(begin)
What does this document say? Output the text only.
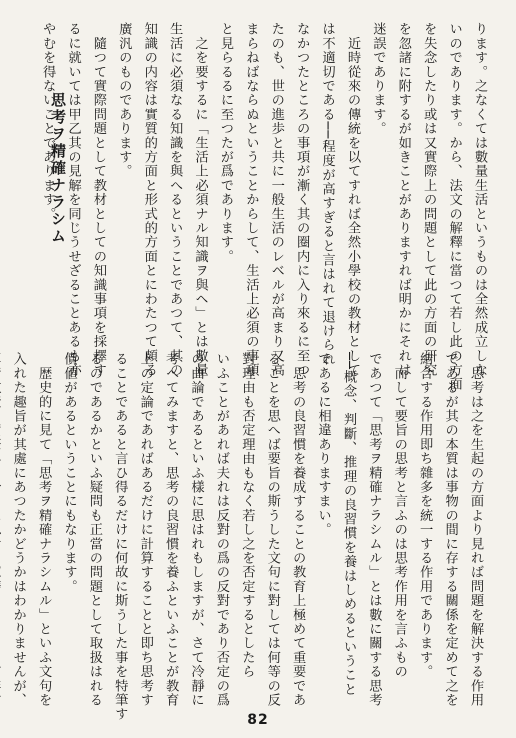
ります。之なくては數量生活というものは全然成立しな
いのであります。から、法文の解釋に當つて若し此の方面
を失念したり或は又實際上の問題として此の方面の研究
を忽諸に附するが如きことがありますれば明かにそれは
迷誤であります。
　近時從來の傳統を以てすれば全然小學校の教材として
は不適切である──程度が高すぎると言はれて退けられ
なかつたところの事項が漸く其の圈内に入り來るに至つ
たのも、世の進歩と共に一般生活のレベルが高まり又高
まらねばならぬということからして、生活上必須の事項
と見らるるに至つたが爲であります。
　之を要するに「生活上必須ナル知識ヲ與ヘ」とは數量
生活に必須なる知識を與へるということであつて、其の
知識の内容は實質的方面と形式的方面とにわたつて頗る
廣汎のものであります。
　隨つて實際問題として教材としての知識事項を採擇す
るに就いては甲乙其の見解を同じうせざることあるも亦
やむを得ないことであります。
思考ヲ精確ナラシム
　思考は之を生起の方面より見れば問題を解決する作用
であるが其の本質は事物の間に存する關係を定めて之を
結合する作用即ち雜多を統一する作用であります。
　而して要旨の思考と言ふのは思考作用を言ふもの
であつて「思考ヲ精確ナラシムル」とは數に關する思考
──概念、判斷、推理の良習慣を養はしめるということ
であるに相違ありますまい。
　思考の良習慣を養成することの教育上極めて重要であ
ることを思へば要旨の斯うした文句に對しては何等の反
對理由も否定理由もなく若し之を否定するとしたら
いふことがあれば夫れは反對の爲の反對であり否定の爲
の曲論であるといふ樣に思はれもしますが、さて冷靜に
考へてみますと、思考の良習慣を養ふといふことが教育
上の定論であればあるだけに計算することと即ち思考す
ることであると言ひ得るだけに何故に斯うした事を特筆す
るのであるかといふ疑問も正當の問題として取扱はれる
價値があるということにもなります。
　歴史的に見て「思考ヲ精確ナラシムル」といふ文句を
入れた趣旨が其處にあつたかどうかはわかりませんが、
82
(end)
(begin)
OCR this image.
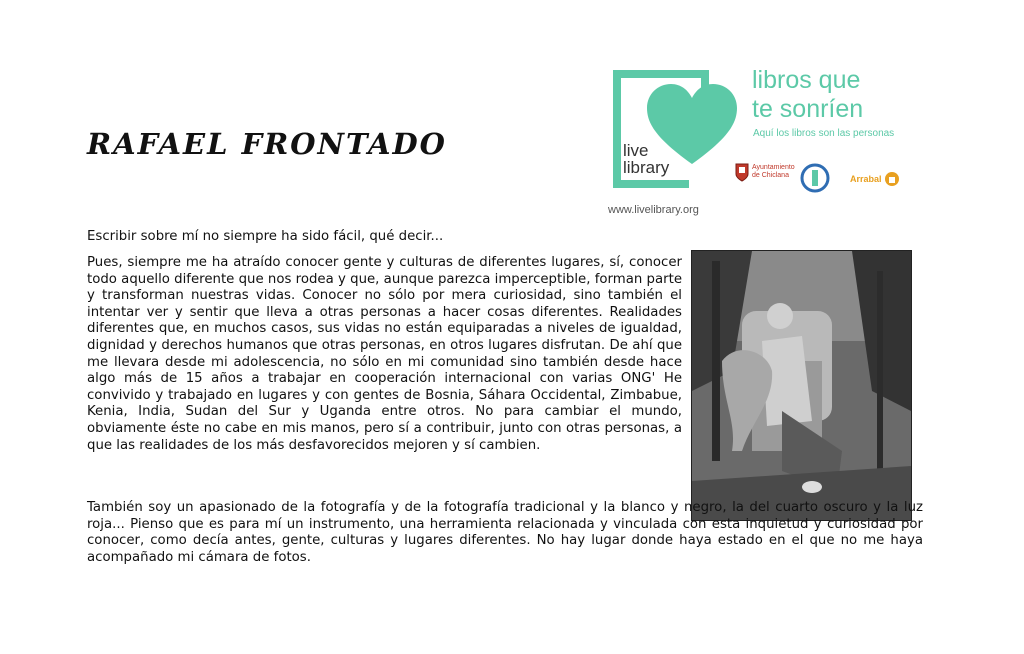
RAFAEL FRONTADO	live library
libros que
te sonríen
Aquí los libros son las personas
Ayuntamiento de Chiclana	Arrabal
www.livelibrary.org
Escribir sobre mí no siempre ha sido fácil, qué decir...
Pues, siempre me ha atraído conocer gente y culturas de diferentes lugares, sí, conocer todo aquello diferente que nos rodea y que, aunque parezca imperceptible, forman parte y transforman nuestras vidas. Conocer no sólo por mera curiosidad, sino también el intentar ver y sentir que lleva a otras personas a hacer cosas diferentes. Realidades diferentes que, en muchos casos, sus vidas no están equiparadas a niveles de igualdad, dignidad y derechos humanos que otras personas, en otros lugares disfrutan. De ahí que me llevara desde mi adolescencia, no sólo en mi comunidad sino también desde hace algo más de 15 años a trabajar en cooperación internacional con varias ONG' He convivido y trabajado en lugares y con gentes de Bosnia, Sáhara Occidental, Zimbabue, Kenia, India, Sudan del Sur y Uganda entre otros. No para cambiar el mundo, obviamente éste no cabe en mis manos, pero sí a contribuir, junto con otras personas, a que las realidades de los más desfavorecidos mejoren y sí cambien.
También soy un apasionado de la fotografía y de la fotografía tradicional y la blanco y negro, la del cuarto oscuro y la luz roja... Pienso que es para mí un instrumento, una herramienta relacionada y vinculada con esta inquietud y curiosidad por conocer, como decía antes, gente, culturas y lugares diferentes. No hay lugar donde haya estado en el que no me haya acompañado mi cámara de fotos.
(end)
WHAT NEEDS TO BE DONE – Scan the listing above and copy all lines containing the word "siempre".

RESULT OF THIS EXERCISE –
Escribir sobre mí no siempre ha sido fácil, qué decir...
Pues, siempre me ha atraído conocer gente y culturas de diferentes lugares, sí, conocer todo aquello diferente que nos rodea y que, aunque parezca imperceptible, forman parte y transforman nuestras vidas. Conocer no sólo por mera curiosidad, sino también el intentar ver y sentir que lleva a otras personas a hacer cosas diferentes. Realidades diferentes que, en muchos casos, sus vidas no están equiparadas a niveles de igualdad, dignidad y derechos humanos que otras personas, en otros lugares disfrutan. De ahí que me llevara desde mi adolescencia, no sólo en mi comunidad sino también desde hace algo más de 15 años a trabajar en cooperación internacional con varias ONG' He convivido y trabajado en lugares y con gentes de Bosnia, Sáhara Occidental, Zimbabue, Kenia, India, Sudan del Sur y Uganda entre otros. No para cambiar el mundo, obviamente éste no cabe en mis manos, pero sí a contribuir, junto con otras personas, a que las realidades de los más desfavorecidos mejoren y sí cambien.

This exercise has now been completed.